▸ **WHAT IS NEEDED**: List every line below containing "Cool".

◇ ◇ ◇ ◇

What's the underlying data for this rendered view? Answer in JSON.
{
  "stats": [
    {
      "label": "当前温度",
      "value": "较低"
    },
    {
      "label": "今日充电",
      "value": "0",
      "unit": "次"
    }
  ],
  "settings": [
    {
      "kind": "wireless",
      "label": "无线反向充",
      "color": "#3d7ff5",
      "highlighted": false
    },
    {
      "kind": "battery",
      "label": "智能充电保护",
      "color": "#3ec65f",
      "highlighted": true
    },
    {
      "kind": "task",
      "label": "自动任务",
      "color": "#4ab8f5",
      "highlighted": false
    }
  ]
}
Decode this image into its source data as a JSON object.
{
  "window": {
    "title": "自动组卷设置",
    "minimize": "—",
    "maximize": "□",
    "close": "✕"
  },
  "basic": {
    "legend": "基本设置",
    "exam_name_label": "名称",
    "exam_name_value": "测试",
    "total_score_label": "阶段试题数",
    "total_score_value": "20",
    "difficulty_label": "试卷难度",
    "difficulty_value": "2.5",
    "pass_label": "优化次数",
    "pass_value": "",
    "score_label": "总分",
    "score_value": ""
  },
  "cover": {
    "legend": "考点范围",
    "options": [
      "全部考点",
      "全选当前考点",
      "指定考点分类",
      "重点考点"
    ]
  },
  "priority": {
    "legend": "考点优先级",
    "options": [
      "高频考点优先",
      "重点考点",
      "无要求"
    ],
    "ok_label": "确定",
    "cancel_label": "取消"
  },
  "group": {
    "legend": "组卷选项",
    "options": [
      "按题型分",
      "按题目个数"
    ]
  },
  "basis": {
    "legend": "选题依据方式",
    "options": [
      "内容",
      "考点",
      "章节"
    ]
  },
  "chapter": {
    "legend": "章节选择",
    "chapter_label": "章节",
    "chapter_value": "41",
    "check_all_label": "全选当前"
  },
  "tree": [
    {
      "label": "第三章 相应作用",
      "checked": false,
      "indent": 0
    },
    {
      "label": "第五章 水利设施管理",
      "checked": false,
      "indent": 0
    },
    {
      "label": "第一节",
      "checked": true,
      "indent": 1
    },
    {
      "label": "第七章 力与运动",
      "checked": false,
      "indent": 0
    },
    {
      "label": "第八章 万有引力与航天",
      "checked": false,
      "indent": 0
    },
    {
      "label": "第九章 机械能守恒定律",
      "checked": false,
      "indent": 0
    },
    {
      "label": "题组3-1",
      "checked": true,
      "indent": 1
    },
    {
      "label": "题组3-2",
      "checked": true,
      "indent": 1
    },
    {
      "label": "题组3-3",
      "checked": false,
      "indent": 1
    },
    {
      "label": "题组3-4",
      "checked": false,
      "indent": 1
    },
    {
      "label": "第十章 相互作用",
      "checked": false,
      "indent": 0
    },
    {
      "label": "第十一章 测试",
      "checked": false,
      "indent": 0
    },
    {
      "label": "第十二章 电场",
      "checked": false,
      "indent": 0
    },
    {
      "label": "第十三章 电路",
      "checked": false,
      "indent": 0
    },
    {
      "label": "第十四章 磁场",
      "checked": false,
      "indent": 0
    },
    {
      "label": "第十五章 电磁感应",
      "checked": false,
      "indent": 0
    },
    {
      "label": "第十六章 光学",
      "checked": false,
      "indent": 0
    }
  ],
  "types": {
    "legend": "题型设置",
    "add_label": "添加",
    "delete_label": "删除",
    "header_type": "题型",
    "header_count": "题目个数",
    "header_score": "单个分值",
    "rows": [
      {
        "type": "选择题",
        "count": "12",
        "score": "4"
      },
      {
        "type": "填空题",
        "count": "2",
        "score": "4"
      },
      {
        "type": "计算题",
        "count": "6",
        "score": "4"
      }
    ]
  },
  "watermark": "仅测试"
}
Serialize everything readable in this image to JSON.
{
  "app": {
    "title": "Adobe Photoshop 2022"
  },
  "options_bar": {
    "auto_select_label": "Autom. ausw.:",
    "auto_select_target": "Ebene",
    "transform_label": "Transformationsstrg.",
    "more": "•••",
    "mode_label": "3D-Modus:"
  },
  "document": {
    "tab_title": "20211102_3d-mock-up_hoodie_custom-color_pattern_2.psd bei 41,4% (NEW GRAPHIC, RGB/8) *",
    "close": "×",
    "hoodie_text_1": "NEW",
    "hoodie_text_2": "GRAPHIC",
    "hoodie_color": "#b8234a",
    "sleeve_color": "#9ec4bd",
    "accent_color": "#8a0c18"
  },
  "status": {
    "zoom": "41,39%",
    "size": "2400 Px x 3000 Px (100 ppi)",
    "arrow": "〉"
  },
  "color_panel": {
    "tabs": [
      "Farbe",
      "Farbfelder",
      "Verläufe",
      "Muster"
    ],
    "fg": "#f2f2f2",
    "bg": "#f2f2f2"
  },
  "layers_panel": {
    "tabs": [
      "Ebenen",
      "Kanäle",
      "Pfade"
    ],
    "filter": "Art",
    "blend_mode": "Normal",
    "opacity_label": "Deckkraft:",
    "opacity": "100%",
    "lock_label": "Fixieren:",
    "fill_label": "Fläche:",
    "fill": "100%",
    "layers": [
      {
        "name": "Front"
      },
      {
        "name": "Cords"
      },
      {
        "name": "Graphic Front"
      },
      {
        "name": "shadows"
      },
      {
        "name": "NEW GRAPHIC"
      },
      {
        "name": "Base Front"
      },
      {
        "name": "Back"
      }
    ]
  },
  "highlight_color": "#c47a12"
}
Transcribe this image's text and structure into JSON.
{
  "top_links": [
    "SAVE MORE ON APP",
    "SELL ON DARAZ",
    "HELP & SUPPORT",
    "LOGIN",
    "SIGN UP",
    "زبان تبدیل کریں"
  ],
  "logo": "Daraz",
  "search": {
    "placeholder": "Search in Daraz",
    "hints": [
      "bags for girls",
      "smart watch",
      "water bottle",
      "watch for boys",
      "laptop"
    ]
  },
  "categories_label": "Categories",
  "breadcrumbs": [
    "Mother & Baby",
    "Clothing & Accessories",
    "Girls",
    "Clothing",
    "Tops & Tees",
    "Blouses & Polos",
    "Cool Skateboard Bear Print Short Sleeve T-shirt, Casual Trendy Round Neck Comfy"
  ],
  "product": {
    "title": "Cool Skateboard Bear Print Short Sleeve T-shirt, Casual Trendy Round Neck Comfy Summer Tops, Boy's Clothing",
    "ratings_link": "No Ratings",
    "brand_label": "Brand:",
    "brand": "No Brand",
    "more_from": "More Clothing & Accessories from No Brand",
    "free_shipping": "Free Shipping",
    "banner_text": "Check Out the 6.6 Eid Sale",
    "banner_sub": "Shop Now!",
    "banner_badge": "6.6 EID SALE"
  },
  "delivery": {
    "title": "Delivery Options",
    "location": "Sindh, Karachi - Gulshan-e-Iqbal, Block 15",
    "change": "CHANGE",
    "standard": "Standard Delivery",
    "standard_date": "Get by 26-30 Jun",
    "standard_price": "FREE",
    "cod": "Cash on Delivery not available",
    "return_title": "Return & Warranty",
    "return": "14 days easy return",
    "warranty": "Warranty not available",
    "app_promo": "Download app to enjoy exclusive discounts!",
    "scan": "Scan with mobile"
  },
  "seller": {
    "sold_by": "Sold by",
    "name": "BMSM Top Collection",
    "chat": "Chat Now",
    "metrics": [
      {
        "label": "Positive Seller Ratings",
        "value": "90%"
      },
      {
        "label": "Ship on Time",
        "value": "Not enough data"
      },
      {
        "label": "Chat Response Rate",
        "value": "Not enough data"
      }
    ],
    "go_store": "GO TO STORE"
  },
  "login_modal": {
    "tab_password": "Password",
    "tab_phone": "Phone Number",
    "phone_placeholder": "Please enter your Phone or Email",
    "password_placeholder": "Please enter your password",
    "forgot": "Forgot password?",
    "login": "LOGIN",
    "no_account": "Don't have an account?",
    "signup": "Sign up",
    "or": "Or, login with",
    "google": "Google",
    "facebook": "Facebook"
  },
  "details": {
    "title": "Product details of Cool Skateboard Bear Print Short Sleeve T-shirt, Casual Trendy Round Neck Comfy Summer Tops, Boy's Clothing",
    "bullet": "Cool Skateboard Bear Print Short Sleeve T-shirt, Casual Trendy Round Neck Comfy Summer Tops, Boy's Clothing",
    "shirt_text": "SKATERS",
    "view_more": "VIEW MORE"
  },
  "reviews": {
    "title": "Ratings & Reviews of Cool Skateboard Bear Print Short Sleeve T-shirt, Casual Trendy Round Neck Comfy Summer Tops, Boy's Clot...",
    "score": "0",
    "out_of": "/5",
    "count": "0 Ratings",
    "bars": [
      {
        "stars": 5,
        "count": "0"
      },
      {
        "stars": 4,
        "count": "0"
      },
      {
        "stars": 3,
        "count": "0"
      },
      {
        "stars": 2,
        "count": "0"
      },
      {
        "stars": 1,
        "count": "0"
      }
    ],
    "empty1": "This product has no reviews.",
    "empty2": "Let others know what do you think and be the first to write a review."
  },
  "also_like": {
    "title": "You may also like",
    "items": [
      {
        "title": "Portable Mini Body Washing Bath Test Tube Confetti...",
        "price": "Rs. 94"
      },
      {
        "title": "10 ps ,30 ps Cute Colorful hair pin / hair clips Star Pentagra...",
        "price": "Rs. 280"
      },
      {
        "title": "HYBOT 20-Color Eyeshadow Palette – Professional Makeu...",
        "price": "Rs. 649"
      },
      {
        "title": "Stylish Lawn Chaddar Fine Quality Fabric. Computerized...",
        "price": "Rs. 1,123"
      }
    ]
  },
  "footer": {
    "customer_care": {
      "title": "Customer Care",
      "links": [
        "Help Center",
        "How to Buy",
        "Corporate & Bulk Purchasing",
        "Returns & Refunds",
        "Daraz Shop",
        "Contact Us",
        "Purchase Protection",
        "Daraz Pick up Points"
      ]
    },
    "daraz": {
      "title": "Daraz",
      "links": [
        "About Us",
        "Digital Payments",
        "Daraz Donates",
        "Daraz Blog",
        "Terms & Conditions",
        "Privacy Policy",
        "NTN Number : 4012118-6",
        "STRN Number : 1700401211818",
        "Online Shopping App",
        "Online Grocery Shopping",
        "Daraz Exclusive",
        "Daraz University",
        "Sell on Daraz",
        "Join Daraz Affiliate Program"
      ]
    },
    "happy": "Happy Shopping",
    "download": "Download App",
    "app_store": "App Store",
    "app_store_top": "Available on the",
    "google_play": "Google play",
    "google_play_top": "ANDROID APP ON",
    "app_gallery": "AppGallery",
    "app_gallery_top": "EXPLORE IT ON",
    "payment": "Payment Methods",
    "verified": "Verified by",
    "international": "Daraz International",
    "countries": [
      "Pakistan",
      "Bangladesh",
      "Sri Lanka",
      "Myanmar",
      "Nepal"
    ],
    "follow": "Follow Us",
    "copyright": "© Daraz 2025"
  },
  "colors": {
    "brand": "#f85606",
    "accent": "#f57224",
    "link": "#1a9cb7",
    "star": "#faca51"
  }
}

◇ ◇ ◇ ◇

▸ **SOLUTION TO THIS TASK**:
    "Cool Skateboard Bear Print Short Sleeve T-shirt, Casual Trendy Round Neck Comfy"
    "title": "Cool Skateboard Bear Print Short Sleeve T-shirt, Casual Trendy Round Neck Comfy Summer Tops, Boy's Clothing",
    "title": "Product details of Cool Skateboard Bear Print Short Sleeve T-shirt, Casual Trendy Round Neck Comfy Summer Tops, Boy's Clothing",
    "bullet": "Cool Skateboard Bear Print Short Sleeve T-shirt, Casual Trendy Round Neck Comfy Summer Tops, Boy's Clothing",
    "title": "Ratings & Reviews of Cool Skateboard Bear Print Short Sleeve T-shirt, Casual Trendy Round Neck Comfy Summer Tops, Boy's Clot...",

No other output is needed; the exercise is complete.